Start of Listed records

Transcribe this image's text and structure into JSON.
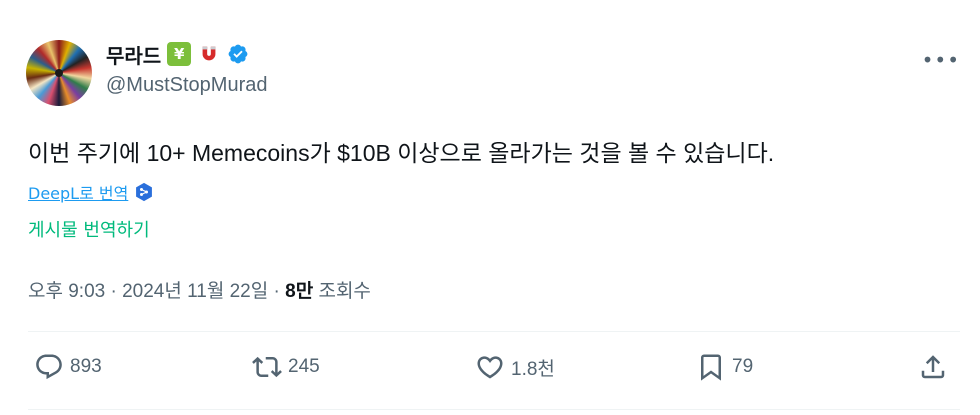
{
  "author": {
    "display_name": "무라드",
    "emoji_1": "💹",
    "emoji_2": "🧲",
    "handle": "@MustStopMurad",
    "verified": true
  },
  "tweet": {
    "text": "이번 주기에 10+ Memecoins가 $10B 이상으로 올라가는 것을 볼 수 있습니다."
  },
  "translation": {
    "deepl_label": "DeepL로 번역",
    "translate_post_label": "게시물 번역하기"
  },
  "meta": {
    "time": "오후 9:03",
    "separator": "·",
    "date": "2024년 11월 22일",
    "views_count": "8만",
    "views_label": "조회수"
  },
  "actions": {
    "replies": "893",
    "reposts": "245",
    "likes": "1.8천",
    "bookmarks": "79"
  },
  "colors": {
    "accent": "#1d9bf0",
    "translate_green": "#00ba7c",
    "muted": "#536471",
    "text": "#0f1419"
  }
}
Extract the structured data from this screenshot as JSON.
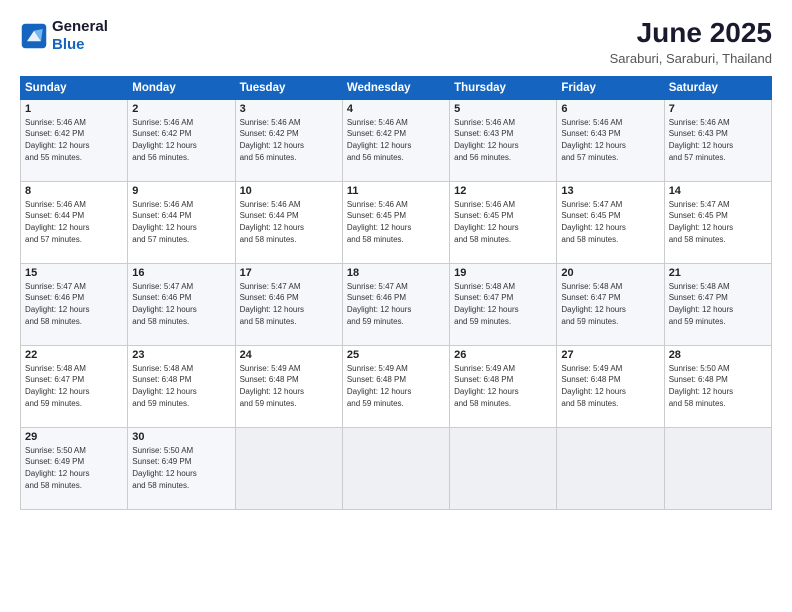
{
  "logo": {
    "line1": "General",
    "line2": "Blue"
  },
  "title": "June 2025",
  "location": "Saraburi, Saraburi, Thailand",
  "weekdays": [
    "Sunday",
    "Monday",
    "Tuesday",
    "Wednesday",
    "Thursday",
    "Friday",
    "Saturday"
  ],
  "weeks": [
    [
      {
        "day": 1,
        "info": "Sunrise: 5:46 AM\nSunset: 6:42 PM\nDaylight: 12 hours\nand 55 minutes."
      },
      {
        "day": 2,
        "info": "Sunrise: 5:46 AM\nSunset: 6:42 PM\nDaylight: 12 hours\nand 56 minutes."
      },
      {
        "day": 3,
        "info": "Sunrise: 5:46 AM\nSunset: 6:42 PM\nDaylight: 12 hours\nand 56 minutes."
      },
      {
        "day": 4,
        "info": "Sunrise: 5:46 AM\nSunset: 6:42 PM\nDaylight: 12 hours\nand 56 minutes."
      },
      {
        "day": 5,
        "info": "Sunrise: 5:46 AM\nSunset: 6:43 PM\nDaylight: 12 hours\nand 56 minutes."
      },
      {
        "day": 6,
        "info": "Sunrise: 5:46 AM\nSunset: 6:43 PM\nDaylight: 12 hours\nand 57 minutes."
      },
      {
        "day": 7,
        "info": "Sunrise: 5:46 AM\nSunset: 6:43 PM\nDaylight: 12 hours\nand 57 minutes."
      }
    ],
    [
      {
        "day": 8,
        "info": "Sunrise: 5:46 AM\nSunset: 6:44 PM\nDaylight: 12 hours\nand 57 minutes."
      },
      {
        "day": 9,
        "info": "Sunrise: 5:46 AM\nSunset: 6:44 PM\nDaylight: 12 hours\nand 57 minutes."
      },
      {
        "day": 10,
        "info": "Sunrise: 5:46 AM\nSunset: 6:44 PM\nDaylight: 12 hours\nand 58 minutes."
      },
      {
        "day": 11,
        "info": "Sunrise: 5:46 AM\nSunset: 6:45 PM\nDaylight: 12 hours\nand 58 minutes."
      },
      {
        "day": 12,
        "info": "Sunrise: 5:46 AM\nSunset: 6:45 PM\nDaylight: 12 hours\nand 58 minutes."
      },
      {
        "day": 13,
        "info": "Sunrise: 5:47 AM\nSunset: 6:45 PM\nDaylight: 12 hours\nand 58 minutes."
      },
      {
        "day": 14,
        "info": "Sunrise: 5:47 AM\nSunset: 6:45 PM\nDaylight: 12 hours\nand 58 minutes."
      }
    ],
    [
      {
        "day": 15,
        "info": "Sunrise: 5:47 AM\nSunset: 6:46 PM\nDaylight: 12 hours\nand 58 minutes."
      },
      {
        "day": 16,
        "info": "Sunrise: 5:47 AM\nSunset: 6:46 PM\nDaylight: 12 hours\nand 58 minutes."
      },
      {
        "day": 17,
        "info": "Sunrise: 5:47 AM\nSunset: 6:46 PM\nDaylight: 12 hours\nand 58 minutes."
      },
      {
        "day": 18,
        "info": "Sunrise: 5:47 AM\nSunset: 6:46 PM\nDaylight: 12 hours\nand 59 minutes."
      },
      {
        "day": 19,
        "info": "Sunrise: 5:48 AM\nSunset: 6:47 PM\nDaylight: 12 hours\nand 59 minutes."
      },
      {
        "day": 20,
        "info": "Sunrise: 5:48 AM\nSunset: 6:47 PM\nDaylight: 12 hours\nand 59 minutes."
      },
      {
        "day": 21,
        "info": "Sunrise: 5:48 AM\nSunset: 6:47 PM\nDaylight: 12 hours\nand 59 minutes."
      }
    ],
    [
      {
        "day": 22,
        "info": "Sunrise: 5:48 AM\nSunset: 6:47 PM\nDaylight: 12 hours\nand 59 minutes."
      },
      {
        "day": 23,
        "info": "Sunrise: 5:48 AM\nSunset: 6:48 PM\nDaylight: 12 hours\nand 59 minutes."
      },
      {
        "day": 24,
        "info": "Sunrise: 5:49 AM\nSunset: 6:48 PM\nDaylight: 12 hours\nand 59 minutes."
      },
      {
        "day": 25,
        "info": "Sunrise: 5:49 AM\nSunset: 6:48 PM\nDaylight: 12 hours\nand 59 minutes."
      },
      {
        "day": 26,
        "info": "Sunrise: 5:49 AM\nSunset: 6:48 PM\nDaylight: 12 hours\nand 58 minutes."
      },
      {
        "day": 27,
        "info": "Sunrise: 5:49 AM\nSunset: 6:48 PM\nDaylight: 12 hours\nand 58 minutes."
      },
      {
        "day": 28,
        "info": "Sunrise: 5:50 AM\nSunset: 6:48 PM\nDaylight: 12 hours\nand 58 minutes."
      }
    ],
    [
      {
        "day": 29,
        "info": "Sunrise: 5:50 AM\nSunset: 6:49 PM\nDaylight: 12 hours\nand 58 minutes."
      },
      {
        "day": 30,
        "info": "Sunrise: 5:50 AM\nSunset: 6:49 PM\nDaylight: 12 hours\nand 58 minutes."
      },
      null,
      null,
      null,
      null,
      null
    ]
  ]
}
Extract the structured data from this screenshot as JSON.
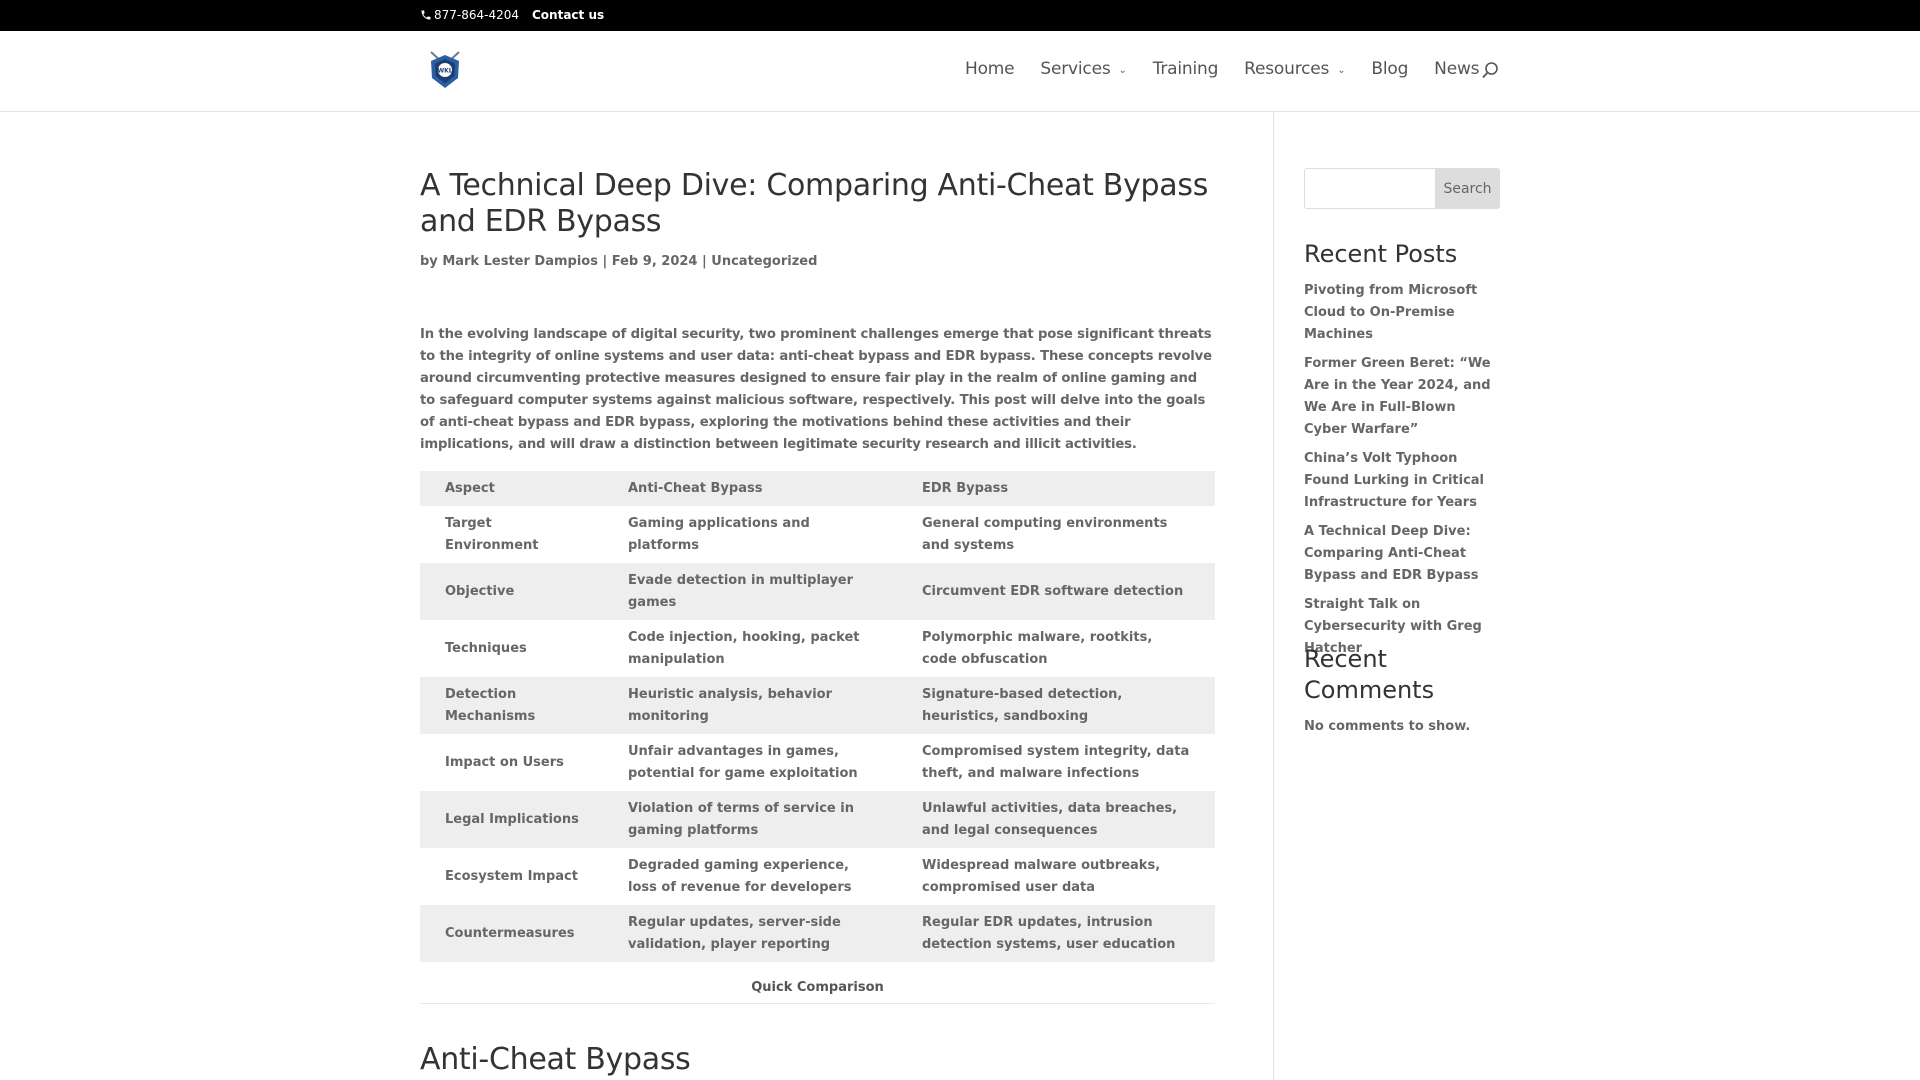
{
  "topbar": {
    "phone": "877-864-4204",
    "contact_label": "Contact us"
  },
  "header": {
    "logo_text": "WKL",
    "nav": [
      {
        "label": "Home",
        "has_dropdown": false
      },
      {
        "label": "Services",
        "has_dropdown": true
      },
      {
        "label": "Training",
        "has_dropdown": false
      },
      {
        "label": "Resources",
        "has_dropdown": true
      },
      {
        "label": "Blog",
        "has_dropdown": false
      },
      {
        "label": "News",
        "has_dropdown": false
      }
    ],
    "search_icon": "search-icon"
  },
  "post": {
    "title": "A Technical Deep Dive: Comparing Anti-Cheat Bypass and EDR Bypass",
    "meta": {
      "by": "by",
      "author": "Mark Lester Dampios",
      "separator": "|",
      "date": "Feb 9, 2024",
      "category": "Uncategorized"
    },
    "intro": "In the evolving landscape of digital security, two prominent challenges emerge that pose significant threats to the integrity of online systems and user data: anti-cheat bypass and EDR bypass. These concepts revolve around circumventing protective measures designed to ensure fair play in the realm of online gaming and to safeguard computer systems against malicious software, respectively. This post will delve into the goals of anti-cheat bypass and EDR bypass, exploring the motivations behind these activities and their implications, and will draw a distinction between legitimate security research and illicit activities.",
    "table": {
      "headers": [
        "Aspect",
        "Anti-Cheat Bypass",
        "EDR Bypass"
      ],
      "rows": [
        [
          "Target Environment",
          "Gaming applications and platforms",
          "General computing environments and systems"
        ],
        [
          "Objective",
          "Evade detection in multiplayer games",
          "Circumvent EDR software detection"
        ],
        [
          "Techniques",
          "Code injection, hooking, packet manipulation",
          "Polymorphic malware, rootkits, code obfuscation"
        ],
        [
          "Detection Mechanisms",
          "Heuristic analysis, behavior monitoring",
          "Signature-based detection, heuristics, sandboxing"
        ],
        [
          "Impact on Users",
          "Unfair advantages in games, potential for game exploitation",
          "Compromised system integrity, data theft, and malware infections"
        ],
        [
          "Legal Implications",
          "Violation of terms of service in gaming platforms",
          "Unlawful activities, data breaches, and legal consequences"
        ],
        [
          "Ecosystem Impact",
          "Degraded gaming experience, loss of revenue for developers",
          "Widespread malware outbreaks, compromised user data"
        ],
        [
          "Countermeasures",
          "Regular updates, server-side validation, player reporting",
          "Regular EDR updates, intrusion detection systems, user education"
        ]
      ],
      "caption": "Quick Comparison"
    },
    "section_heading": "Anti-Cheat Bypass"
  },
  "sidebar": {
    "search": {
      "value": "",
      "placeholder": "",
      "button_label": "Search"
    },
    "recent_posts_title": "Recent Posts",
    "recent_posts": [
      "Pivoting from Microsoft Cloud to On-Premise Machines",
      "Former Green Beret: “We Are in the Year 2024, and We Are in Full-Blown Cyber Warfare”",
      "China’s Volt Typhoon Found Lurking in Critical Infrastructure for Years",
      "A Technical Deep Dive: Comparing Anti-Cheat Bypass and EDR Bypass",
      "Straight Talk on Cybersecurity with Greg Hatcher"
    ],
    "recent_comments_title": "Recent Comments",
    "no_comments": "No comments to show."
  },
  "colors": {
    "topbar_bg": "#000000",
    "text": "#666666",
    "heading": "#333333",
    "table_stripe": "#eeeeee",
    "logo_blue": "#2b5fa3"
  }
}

End of Listed records

== Task prompt ==
Isolate each line of the listing above that includes "updates". Copy it.

== Full response ==
          "Regular updates, server-side validation, player reporting",
          "Regular EDR updates, intrusion detection systems, user education"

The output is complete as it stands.